◆ ПОСТАВЛЕННАЯ ЗАДАЧА: Преобразуйте, пожалуйста, строки материала в список JSON из строк, по одному элементу на каждую строку, без пустых строк. Начните с самой первой строки материала и остановитесь после строки, в которой есть «az-cell <box>186 715 192 723</box>».

◆ ИСХОДНЫЙ МАТЕРИАЛ:
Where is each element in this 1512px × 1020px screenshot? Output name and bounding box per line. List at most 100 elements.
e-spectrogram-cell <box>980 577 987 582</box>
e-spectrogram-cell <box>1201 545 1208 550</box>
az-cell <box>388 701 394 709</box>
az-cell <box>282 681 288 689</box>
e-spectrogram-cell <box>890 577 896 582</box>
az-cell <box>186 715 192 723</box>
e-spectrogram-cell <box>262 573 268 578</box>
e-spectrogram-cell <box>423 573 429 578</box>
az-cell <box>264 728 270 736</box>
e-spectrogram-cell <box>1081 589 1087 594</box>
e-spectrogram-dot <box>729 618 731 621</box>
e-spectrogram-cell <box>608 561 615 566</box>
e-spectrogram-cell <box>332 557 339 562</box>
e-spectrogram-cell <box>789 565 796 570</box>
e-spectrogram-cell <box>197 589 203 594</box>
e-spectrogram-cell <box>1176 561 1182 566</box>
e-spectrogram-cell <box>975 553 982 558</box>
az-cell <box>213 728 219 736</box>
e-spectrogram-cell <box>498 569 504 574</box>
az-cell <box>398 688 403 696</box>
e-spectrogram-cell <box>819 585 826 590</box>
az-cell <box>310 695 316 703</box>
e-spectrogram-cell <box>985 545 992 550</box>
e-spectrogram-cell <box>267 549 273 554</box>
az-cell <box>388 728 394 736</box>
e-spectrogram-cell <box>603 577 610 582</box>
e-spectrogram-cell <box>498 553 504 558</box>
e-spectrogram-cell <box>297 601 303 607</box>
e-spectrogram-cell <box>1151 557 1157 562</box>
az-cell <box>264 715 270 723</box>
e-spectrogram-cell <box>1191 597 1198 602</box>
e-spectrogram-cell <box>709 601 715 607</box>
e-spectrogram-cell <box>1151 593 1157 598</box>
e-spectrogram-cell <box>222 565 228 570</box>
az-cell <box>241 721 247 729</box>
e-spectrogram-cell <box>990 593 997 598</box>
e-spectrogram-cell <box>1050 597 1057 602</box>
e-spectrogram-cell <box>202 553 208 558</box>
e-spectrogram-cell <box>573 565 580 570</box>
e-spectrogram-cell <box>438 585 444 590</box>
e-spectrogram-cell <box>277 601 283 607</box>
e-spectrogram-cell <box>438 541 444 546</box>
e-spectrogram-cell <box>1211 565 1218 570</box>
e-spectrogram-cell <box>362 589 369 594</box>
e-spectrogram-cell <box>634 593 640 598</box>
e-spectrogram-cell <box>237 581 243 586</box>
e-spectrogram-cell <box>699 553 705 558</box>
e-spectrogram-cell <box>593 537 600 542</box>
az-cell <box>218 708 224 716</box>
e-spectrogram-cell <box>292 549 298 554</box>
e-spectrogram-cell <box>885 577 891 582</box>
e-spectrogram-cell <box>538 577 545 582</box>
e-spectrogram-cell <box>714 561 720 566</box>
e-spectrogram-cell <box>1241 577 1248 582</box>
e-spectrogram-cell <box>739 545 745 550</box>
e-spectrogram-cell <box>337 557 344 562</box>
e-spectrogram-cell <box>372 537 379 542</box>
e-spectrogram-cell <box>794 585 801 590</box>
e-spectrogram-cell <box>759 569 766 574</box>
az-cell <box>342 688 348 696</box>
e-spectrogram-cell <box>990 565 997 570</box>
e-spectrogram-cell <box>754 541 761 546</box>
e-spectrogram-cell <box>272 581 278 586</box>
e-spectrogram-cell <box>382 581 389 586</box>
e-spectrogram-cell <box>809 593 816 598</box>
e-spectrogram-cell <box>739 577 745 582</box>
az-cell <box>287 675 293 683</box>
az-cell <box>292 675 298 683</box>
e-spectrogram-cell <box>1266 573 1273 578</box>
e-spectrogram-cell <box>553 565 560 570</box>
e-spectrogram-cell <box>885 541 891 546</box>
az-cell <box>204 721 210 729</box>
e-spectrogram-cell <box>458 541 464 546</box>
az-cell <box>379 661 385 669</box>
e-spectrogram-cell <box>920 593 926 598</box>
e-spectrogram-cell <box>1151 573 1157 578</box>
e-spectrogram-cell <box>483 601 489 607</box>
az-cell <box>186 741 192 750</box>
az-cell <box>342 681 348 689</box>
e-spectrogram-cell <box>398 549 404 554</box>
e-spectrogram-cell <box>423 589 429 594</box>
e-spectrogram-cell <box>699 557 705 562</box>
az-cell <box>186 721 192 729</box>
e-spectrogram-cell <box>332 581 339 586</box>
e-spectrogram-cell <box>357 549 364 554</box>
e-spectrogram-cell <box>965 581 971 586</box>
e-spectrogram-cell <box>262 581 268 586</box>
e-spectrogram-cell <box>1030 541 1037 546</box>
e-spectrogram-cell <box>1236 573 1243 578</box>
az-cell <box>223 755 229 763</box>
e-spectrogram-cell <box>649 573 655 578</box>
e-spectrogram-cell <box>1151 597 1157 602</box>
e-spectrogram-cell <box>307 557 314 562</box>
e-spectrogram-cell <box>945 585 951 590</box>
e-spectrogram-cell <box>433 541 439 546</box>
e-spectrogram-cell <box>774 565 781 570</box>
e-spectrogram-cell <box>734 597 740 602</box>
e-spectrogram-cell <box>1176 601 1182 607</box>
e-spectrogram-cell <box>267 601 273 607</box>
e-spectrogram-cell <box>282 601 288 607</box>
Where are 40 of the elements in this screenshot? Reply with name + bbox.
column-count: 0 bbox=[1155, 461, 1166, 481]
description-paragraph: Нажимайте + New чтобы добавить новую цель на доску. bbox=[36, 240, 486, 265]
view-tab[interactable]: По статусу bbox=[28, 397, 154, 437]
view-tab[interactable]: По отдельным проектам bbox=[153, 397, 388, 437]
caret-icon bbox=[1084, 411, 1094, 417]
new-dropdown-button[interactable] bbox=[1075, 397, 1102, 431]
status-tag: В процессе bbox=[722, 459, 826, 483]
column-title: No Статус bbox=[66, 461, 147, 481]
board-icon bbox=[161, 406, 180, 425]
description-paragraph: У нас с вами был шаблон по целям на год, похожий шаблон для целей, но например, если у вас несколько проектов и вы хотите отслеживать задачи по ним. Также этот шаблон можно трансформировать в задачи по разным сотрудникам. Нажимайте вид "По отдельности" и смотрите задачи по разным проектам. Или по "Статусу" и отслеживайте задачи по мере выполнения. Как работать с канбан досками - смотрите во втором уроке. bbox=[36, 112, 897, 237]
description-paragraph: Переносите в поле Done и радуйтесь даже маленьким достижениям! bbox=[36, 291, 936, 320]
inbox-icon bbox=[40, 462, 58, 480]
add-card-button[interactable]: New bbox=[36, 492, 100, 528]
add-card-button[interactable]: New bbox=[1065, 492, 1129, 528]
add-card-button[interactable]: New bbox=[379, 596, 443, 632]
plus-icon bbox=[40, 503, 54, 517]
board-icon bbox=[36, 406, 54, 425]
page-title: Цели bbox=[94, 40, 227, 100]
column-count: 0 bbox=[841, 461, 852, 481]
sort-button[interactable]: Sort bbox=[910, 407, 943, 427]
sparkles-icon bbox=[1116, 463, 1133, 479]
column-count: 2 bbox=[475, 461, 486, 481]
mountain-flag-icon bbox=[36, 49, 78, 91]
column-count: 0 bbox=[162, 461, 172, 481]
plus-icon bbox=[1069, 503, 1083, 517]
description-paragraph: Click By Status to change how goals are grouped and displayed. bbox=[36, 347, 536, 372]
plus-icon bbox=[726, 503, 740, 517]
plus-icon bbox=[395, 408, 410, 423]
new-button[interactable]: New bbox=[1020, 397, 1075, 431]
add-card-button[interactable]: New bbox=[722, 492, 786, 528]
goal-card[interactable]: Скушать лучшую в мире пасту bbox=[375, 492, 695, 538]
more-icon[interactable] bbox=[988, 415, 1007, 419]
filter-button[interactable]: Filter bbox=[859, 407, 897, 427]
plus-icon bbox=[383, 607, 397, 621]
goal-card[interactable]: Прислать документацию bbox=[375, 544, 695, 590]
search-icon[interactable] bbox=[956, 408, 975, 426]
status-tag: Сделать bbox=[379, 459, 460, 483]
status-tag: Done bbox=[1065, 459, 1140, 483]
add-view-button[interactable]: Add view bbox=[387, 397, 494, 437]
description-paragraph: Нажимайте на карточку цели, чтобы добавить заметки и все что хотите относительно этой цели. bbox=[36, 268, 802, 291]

◆ РЕЗУЛЬТАТ ВЫПОЛНЕНИЯ:
[
  "Where is each element in this 1512px × 1020px screenshot? Output name and bounding box per line. List at most 100 elements.",
  "e-spectrogram-cell <box>980 577 987 582</box>",
  "e-spectrogram-cell <box>1201 545 1208 550</box>",
  "az-cell <box>388 701 394 709</box>",
  "az-cell <box>282 681 288 689</box>",
  "e-spectrogram-cell <box>890 577 896 582</box>",
  "az-cell <box>186 715 192 723</box>"
]